### Aim of the exercise
Select the lines that hold the word "phospho" and copy each one.
□ □ □ □
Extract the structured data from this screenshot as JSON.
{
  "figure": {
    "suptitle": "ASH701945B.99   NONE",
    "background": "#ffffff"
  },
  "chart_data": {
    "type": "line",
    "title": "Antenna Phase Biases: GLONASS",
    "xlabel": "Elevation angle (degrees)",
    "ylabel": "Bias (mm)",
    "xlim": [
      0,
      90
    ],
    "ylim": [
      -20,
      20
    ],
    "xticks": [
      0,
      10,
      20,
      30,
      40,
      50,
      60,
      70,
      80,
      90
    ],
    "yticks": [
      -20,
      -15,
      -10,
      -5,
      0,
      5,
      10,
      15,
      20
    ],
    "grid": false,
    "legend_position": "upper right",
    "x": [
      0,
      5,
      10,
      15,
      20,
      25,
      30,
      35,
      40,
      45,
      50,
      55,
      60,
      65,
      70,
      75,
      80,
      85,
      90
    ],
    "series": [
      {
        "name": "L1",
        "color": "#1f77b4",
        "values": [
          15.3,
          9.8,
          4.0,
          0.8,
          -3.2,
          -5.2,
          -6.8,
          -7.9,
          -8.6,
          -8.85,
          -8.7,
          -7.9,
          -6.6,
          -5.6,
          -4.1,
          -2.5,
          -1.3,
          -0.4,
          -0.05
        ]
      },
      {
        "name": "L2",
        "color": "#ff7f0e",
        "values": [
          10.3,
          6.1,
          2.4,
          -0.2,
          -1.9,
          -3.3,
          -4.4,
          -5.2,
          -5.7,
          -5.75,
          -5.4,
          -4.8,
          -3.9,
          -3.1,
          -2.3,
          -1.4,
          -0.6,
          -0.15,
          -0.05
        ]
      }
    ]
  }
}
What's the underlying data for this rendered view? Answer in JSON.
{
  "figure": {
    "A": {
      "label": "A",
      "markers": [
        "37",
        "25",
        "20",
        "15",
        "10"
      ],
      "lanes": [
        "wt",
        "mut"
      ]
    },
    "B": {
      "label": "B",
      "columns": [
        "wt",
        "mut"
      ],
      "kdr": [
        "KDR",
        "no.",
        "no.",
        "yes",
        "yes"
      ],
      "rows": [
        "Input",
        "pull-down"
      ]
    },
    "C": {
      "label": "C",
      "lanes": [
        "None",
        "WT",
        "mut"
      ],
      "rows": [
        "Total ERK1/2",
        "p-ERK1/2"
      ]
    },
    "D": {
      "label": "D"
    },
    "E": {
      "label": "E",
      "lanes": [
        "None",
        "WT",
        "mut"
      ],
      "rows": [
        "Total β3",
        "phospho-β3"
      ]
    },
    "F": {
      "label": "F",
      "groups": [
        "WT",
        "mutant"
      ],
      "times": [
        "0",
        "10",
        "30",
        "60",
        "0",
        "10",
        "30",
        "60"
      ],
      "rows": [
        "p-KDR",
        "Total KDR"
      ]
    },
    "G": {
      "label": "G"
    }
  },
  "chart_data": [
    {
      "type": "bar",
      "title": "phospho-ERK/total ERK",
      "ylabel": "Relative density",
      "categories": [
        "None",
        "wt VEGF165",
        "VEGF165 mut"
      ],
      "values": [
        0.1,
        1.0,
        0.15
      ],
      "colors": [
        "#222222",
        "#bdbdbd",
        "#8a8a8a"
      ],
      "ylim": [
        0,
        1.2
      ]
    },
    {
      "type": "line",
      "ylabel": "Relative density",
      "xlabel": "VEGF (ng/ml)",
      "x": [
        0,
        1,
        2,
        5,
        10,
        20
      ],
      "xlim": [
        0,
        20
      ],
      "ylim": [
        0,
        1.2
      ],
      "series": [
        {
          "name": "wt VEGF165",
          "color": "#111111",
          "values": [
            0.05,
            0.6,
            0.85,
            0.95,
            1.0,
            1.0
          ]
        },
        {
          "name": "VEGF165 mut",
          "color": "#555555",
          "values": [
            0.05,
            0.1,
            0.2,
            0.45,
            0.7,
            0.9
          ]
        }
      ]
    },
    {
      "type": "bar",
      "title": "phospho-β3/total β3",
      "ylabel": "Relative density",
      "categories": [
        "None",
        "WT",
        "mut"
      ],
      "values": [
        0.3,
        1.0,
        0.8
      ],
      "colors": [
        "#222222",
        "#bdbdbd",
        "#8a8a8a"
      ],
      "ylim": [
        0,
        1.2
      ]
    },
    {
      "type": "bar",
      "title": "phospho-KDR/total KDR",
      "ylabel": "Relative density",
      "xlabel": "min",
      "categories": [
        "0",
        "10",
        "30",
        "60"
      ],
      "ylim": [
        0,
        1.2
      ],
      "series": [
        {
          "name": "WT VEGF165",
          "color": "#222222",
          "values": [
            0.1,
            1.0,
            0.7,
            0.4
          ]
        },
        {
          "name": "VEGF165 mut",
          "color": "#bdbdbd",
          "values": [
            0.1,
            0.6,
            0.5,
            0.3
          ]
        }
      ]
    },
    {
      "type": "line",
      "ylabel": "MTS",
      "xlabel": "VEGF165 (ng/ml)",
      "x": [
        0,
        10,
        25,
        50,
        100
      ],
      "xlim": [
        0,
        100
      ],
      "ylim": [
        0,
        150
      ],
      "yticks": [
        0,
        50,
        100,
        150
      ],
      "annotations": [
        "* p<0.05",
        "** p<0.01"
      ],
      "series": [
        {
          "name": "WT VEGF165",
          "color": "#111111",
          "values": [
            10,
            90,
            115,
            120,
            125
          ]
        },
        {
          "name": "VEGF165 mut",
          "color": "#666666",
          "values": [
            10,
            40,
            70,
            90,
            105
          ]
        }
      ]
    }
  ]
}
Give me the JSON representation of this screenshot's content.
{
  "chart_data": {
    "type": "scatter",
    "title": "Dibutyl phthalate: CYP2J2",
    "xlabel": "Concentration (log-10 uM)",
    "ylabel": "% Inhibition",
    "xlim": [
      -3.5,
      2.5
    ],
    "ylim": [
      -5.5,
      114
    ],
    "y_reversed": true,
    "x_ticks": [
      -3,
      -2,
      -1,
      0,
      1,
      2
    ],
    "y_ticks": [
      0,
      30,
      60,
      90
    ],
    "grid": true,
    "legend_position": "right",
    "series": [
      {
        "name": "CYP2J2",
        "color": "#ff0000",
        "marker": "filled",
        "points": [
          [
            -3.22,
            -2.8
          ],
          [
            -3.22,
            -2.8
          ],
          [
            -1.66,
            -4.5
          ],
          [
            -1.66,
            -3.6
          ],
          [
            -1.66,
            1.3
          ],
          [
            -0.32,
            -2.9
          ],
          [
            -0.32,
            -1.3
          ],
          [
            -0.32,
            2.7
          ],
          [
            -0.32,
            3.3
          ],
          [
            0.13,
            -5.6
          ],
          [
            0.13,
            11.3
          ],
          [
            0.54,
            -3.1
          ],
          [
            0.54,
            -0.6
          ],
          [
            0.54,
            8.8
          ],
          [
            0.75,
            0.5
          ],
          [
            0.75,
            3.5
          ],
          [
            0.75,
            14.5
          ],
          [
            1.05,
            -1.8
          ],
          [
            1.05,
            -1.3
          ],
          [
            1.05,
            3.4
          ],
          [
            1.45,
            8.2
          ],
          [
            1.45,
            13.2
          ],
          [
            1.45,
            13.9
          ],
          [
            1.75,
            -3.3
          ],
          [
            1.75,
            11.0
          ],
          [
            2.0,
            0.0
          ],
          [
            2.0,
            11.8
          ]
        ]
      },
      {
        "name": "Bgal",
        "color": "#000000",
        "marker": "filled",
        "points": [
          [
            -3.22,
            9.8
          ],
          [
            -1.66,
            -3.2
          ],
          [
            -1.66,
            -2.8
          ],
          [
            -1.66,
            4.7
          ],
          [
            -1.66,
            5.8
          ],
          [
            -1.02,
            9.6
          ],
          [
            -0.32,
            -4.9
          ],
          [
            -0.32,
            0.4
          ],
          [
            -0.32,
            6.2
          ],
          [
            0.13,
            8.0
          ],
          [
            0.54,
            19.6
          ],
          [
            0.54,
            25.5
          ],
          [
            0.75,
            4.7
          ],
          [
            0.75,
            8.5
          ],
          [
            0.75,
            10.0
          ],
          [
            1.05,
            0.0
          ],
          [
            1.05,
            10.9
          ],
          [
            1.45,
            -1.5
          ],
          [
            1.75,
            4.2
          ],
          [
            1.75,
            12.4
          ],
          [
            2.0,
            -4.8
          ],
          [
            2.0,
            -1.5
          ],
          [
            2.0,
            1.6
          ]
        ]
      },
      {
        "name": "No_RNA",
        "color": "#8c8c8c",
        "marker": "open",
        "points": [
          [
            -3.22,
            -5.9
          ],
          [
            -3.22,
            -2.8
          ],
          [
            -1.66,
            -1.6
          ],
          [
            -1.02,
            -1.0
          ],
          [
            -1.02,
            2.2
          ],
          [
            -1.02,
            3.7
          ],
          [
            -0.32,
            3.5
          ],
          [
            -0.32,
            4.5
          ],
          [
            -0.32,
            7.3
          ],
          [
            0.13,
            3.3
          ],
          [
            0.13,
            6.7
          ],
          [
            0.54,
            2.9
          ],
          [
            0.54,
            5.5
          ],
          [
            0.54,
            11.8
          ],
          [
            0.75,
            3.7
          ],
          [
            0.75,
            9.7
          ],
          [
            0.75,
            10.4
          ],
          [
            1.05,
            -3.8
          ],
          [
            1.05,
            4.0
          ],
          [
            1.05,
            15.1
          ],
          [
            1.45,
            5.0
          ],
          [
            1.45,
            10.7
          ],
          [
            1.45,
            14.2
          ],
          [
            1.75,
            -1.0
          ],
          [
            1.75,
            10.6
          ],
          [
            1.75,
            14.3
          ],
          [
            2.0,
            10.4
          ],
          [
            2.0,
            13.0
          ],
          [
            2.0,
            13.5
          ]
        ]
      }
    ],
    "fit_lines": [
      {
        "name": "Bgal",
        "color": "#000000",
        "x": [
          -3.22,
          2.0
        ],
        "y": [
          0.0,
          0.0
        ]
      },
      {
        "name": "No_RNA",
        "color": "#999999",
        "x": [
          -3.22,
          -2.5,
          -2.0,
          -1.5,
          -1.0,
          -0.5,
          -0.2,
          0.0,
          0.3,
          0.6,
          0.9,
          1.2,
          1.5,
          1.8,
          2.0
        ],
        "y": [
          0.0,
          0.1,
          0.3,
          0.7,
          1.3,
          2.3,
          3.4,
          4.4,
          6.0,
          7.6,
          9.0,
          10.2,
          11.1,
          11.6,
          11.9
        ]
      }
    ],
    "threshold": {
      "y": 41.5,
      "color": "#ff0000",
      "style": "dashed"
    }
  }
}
□ □ □ □
### Problem solution
        "phospho-β3"
      "title": "phospho-ERK/total ERK",
      "title": "phospho-β3/total β3",
      "title": "phospho-KDR/total KDR",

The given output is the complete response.